WHAT YOU HAVE TO DO: Print out each entry below exactly; do not carry over any image.

(Dataset entries)
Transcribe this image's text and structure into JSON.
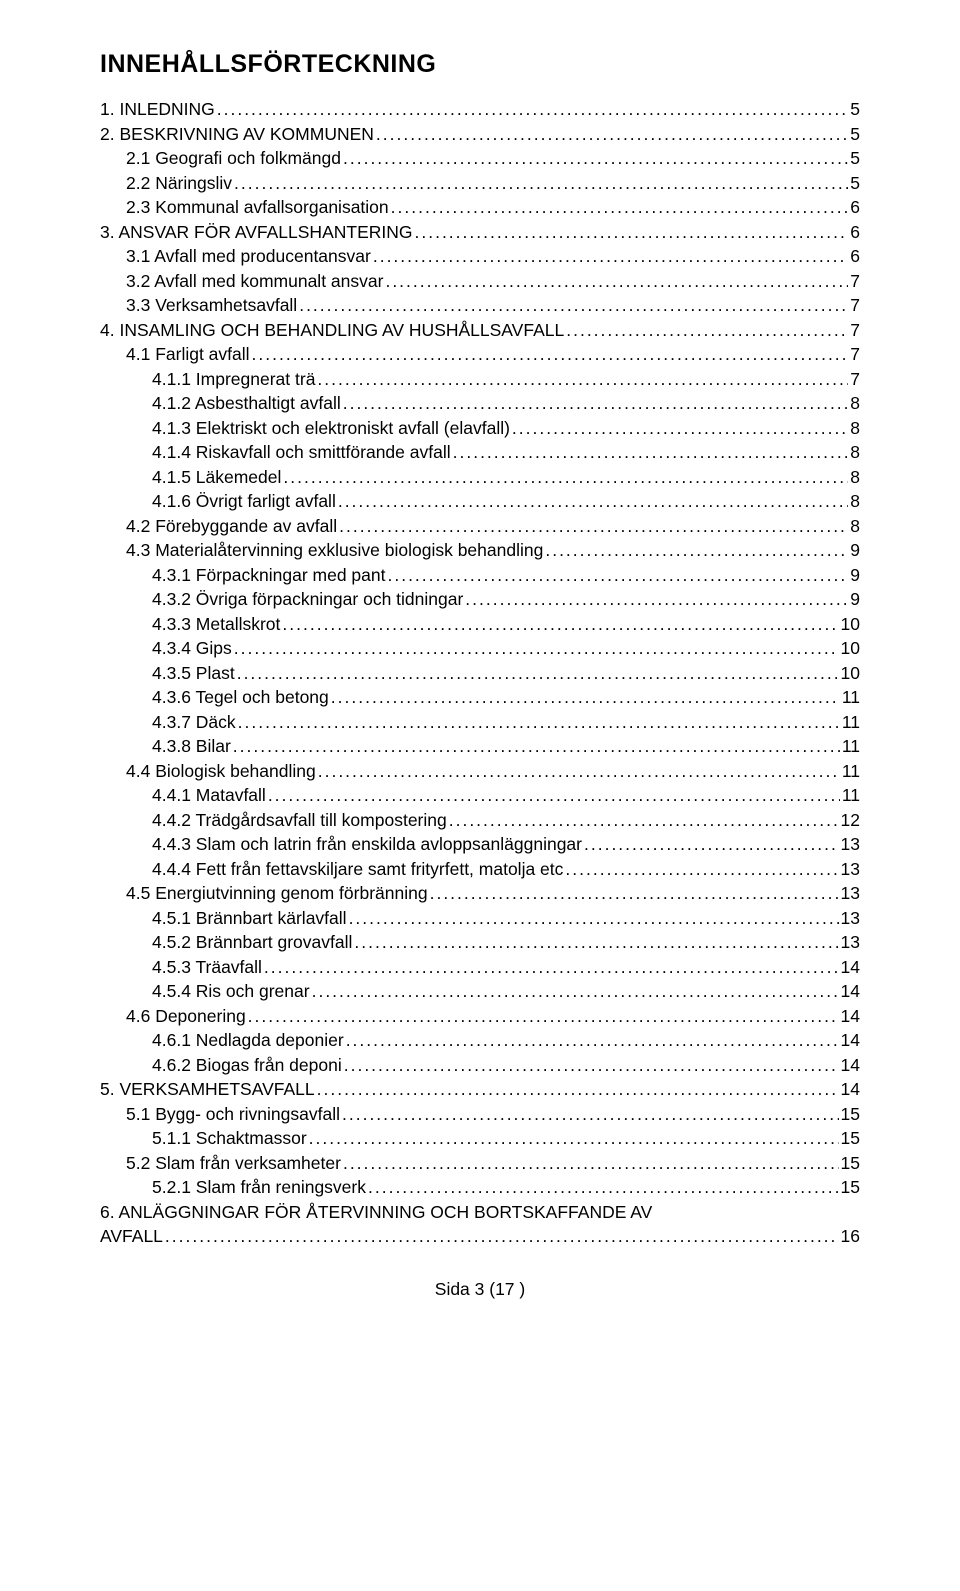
{
  "title": "INNEHÅLLSFÖRTECKNING",
  "footer": "Sida 3 (17 )",
  "last_line1": "6.   ANLÄGGNINGAR FÖR ÅTERVINNING OCH BORTSKAFFANDE AV",
  "last_line2_label": "AVFALL",
  "last_line2_page": "16",
  "fontsize_title": 25,
  "fontsize_body": 17.5,
  "text_color": "#000000",
  "background_color": "#ffffff",
  "entries": [
    {
      "indent": 0,
      "label": "1.   INLEDNING",
      "page": "5"
    },
    {
      "indent": 0,
      "label": "2.   BESKRIVNING AV KOMMUNEN",
      "page": "5"
    },
    {
      "indent": 1,
      "label": "2.1   Geografi och folkmängd",
      "page": "5"
    },
    {
      "indent": 1,
      "label": "2.2   Näringsliv",
      "page": "5"
    },
    {
      "indent": 1,
      "label": "2.3   Kommunal avfallsorganisation",
      "page": "6"
    },
    {
      "indent": 0,
      "label": "3.   ANSVAR FÖR AVFALLSHANTERING",
      "page": "6"
    },
    {
      "indent": 1,
      "label": "3.1   Avfall med producentansvar",
      "page": "6"
    },
    {
      "indent": 1,
      "label": "3.2   Avfall med kommunalt ansvar",
      "page": "7"
    },
    {
      "indent": 1,
      "label": "3.3   Verksamhetsavfall",
      "page": "7"
    },
    {
      "indent": 0,
      "label": "4.   INSAMLING OCH BEHANDLING AV HUSHÅLLSAVFALL",
      "page": "7"
    },
    {
      "indent": 1,
      "label": "4.1   Farligt avfall",
      "page": "7"
    },
    {
      "indent": 2,
      "label": "4.1.1   Impregnerat trä",
      "page": "7"
    },
    {
      "indent": 2,
      "label": "4.1.2   Asbesthaltigt avfall",
      "page": "8"
    },
    {
      "indent": 2,
      "label": "4.1.3   Elektriskt och elektroniskt avfall (elavfall)",
      "page": "8"
    },
    {
      "indent": 2,
      "label": "4.1.4   Riskavfall och smittförande avfall",
      "page": "8"
    },
    {
      "indent": 2,
      "label": "4.1.5   Läkemedel",
      "page": "8"
    },
    {
      "indent": 2,
      "label": "4.1.6   Övrigt farligt avfall",
      "page": "8"
    },
    {
      "indent": 1,
      "label": "4.2   Förebyggande av avfall",
      "page": "8"
    },
    {
      "indent": 1,
      "label": "4.3   Materialåtervinning exklusive biologisk behandling",
      "page": "9"
    },
    {
      "indent": 2,
      "label": "4.3.1   Förpackningar med pant",
      "page": "9"
    },
    {
      "indent": 2,
      "label": "4.3.2   Övriga förpackningar och tidningar",
      "page": "9"
    },
    {
      "indent": 2,
      "label": "4.3.3   Metallskrot",
      "page": "10"
    },
    {
      "indent": 2,
      "label": "4.3.4   Gips",
      "page": "10"
    },
    {
      "indent": 2,
      "label": "4.3.5   Plast",
      "page": "10"
    },
    {
      "indent": 2,
      "label": "4.3.6   Tegel och betong",
      "page": "11"
    },
    {
      "indent": 2,
      "label": "4.3.7   Däck",
      "page": "11"
    },
    {
      "indent": 2,
      "label": "4.3.8   Bilar",
      "page": "11"
    },
    {
      "indent": 1,
      "label": "4.4   Biologisk behandling",
      "page": "11"
    },
    {
      "indent": 2,
      "label": "4.4.1   Matavfall",
      "page": "11"
    },
    {
      "indent": 2,
      "label": "4.4.2   Trädgårdsavfall till kompostering",
      "page": "12"
    },
    {
      "indent": 2,
      "label": "4.4.3   Slam och latrin från enskilda avloppsanläggningar",
      "page": "13"
    },
    {
      "indent": 2,
      "label": "4.4.4   Fett från fettavskiljare samt frityrfett, matolja etc",
      "page": "13"
    },
    {
      "indent": 1,
      "label": "4.5   Energiutvinning genom förbränning",
      "page": "13"
    },
    {
      "indent": 2,
      "label": "4.5.1   Brännbart kärlavfall",
      "page": "13"
    },
    {
      "indent": 2,
      "label": "4.5.2   Brännbart grovavfall",
      "page": "13"
    },
    {
      "indent": 2,
      "label": "4.5.3   Träavfall",
      "page": "14"
    },
    {
      "indent": 2,
      "label": "4.5.4   Ris och grenar",
      "page": "14"
    },
    {
      "indent": 1,
      "label": "4.6   Deponering",
      "page": "14"
    },
    {
      "indent": 2,
      "label": "4.6.1   Nedlagda deponier",
      "page": "14"
    },
    {
      "indent": 2,
      "label": "4.6.2   Biogas från deponi",
      "page": "14"
    },
    {
      "indent": 0,
      "label": "5.   VERKSAMHETSAVFALL",
      "page": "14"
    },
    {
      "indent": 1,
      "label": "5.1   Bygg- och rivningsavfall",
      "page": "15"
    },
    {
      "indent": 2,
      "label": "5.1.1   Schaktmassor",
      "page": "15"
    },
    {
      "indent": 1,
      "label": "5.2   Slam från verksamheter",
      "page": "15"
    },
    {
      "indent": 2,
      "label": "5.2.1   Slam från reningsverk",
      "page": "15"
    }
  ]
}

SOLUTION TO THE PROBLEM:
Transcribe this image's text and structure into JSON.
{
  "title": "INNEHÅLLSFÖRTECKNING",
  "footer": "Sida 3 (17 )",
  "last_line1": "6.   ANLÄGGNINGAR FÖR ÅTERVINNING OCH BORTSKAFFANDE AV",
  "last_line2_label": "AVFALL",
  "last_line2_page": "16",
  "fontsize_title": 25,
  "fontsize_body": 17.5,
  "text_color": "#000000",
  "background_color": "#ffffff",
  "entries": [
    {
      "indent": 0,
      "label": "1.   INLEDNING",
      "page": "5"
    },
    {
      "indent": 0,
      "label": "2.   BESKRIVNING AV KOMMUNEN",
      "page": "5"
    },
    {
      "indent": 1,
      "label": "2.1   Geografi och folkmängd",
      "page": "5"
    },
    {
      "indent": 1,
      "label": "2.2   Näringsliv",
      "page": "5"
    },
    {
      "indent": 1,
      "label": "2.3   Kommunal avfallsorganisation",
      "page": "6"
    },
    {
      "indent": 0,
      "label": "3.   ANSVAR FÖR AVFALLSHANTERING",
      "page": "6"
    },
    {
      "indent": 1,
      "label": "3.1   Avfall med producentansvar",
      "page": "6"
    },
    {
      "indent": 1,
      "label": "3.2   Avfall med kommunalt ansvar",
      "page": "7"
    },
    {
      "indent": 1,
      "label": "3.3   Verksamhetsavfall",
      "page": "7"
    },
    {
      "indent": 0,
      "label": "4.   INSAMLING OCH BEHANDLING AV HUSHÅLLSAVFALL",
      "page": "7"
    },
    {
      "indent": 1,
      "label": "4.1   Farligt avfall",
      "page": "7"
    },
    {
      "indent": 2,
      "label": "4.1.1   Impregnerat trä",
      "page": "7"
    },
    {
      "indent": 2,
      "label": "4.1.2   Asbesthaltigt avfall",
      "page": "8"
    },
    {
      "indent": 2,
      "label": "4.1.3   Elektriskt och elektroniskt avfall (elavfall)",
      "page": "8"
    },
    {
      "indent": 2,
      "label": "4.1.4   Riskavfall och smittförande avfall",
      "page": "8"
    },
    {
      "indent": 2,
      "label": "4.1.5   Läkemedel",
      "page": "8"
    },
    {
      "indent": 2,
      "label": "4.1.6   Övrigt farligt avfall",
      "page": "8"
    },
    {
      "indent": 1,
      "label": "4.2   Förebyggande av avfall",
      "page": "8"
    },
    {
      "indent": 1,
      "label": "4.3   Materialåtervinning exklusive biologisk behandling",
      "page": "9"
    },
    {
      "indent": 2,
      "label": "4.3.1   Förpackningar med pant",
      "page": "9"
    },
    {
      "indent": 2,
      "label": "4.3.2   Övriga förpackningar och tidningar",
      "page": "9"
    },
    {
      "indent": 2,
      "label": "4.3.3   Metallskrot",
      "page": "10"
    },
    {
      "indent": 2,
      "label": "4.3.4   Gips",
      "page": "10"
    },
    {
      "indent": 2,
      "label": "4.3.5   Plast",
      "page": "10"
    },
    {
      "indent": 2,
      "label": "4.3.6   Tegel och betong",
      "page": "11"
    },
    {
      "indent": 2,
      "label": "4.3.7   Däck",
      "page": "11"
    },
    {
      "indent": 2,
      "label": "4.3.8   Bilar",
      "page": "11"
    },
    {
      "indent": 1,
      "label": "4.4   Biologisk behandling",
      "page": "11"
    },
    {
      "indent": 2,
      "label": "4.4.1   Matavfall",
      "page": "11"
    },
    {
      "indent": 2,
      "label": "4.4.2   Trädgårdsavfall till kompostering",
      "page": "12"
    },
    {
      "indent": 2,
      "label": "4.4.3   Slam och latrin från enskilda avloppsanläggningar",
      "page": "13"
    },
    {
      "indent": 2,
      "label": "4.4.4   Fett från fettavskiljare samt frityrfett, matolja etc",
      "page": "13"
    },
    {
      "indent": 1,
      "label": "4.5   Energiutvinning genom förbränning",
      "page": "13"
    },
    {
      "indent": 2,
      "label": "4.5.1   Brännbart kärlavfall",
      "page": "13"
    },
    {
      "indent": 2,
      "label": "4.5.2   Brännbart grovavfall",
      "page": "13"
    },
    {
      "indent": 2,
      "label": "4.5.3   Träavfall",
      "page": "14"
    },
    {
      "indent": 2,
      "label": "4.5.4   Ris och grenar",
      "page": "14"
    },
    {
      "indent": 1,
      "label": "4.6   Deponering",
      "page": "14"
    },
    {
      "indent": 2,
      "label": "4.6.1   Nedlagda deponier",
      "page": "14"
    },
    {
      "indent": 2,
      "label": "4.6.2   Biogas från deponi",
      "page": "14"
    },
    {
      "indent": 0,
      "label": "5.   VERKSAMHETSAVFALL",
      "page": "14"
    },
    {
      "indent": 1,
      "label": "5.1   Bygg- och rivningsavfall",
      "page": "15"
    },
    {
      "indent": 2,
      "label": "5.1.1   Schaktmassor",
      "page": "15"
    },
    {
      "indent": 1,
      "label": "5.2   Slam från verksamheter",
      "page": "15"
    },
    {
      "indent": 2,
      "label": "5.2.1   Slam från reningsverk",
      "page": "15"
    }
  ]
}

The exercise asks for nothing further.